● **Written instruction**
Every line from the one with "Extract the structured" through the final line must be written out exactly, and no other line; omit the pictures.
■ ■ ■ ■
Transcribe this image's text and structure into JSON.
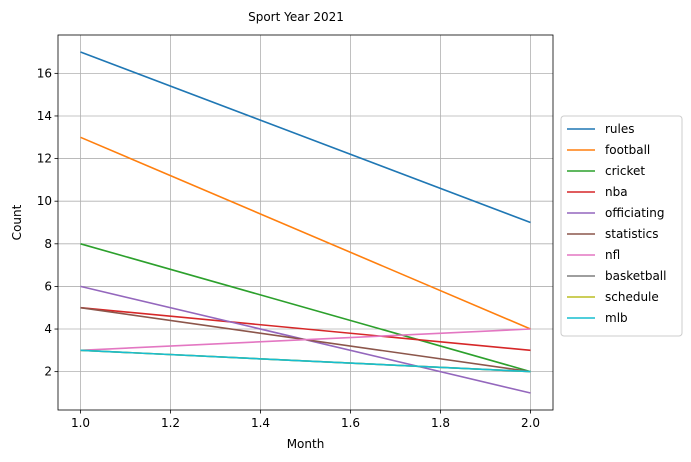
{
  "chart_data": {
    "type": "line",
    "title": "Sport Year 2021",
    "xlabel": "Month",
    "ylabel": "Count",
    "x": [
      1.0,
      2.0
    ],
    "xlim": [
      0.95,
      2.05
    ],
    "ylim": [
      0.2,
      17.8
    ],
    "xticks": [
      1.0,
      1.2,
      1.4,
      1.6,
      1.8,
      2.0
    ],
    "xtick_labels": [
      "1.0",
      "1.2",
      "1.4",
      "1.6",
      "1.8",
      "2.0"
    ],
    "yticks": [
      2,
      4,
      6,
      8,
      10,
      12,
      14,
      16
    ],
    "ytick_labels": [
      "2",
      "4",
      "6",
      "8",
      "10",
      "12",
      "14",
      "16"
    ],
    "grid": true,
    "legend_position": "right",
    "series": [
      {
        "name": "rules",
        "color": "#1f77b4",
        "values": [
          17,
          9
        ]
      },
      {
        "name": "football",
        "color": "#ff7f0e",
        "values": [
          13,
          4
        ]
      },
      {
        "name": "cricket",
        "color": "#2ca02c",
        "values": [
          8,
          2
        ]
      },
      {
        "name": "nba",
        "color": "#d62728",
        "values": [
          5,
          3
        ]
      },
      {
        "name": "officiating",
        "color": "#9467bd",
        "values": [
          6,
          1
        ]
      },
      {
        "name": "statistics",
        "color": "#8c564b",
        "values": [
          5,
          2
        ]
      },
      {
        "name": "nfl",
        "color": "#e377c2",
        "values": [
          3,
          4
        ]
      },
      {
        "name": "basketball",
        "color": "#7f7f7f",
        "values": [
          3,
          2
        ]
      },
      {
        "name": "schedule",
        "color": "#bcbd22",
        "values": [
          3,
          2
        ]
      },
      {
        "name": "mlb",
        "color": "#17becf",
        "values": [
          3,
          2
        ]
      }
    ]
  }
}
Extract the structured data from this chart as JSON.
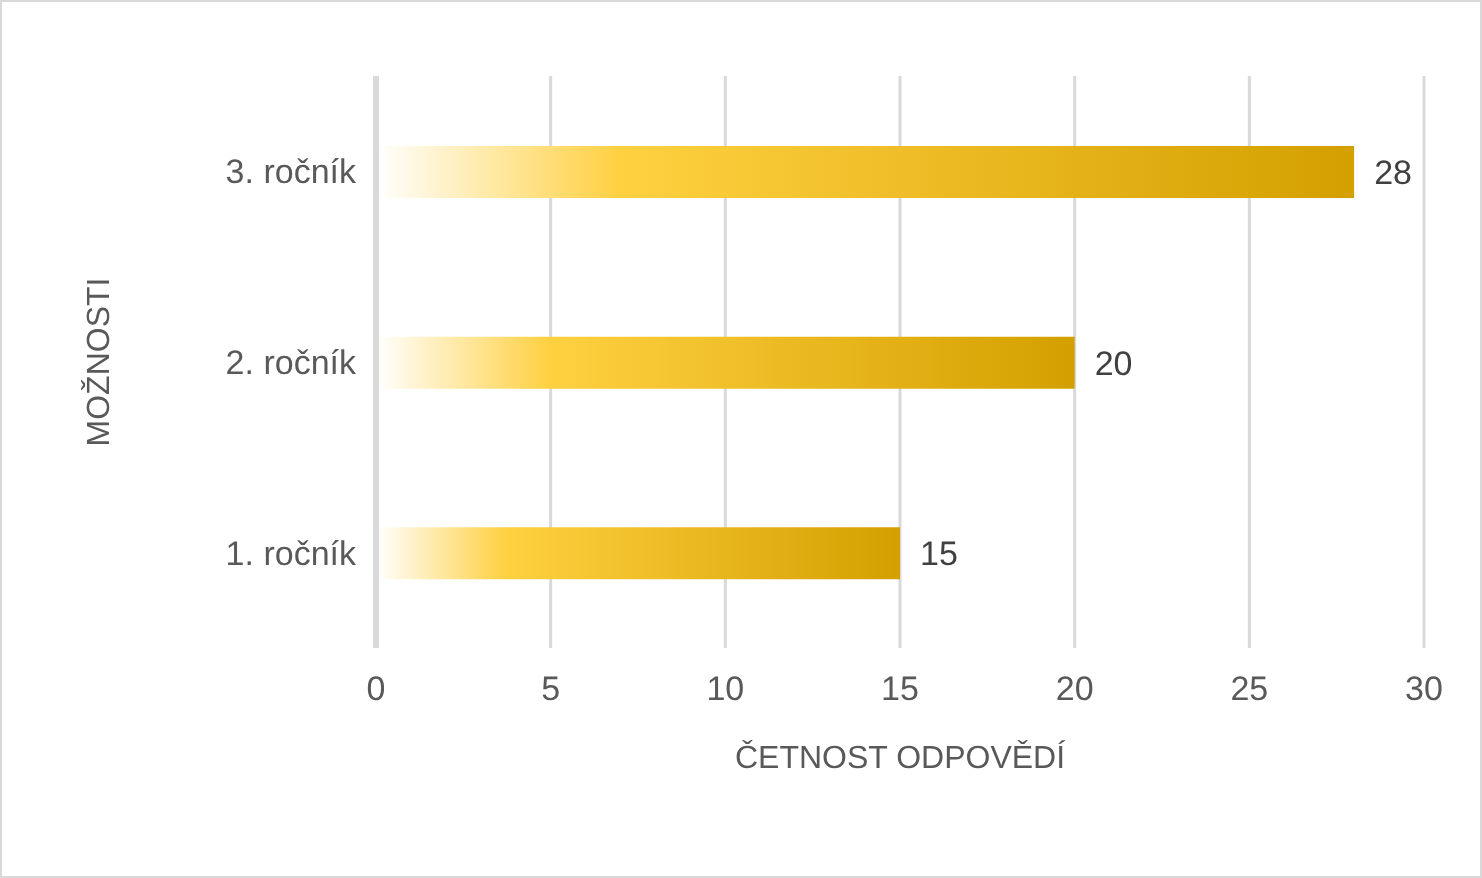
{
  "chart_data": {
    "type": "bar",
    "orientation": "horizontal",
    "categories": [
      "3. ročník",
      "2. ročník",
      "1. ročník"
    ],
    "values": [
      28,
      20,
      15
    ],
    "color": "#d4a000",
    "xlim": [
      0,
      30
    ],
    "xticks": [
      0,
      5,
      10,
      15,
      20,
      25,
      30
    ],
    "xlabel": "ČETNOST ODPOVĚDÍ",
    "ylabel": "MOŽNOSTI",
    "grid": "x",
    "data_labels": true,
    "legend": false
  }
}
■ ■ ■ ■
● **Exercise response**
Extract the structured data from this chart as JSON.
{
  "chart_data": {
    "type": "bar",
    "orientation": "horizontal",
    "categories": [
      "3. ročník",
      "2. ročník",
      "1. ročník"
    ],
    "values": [
      28,
      20,
      15
    ],
    "color": "#d4a000",
    "xlim": [
      0,
      30
    ],
    "xticks": [
      0,
      5,
      10,
      15,
      20,
      25,
      30
    ],
    "xlabel": "ČETNOST ODPOVĚDÍ",
    "ylabel": "MOŽNOSTI",
    "grid": "x",
    "data_labels": true,
    "legend": false
  }
}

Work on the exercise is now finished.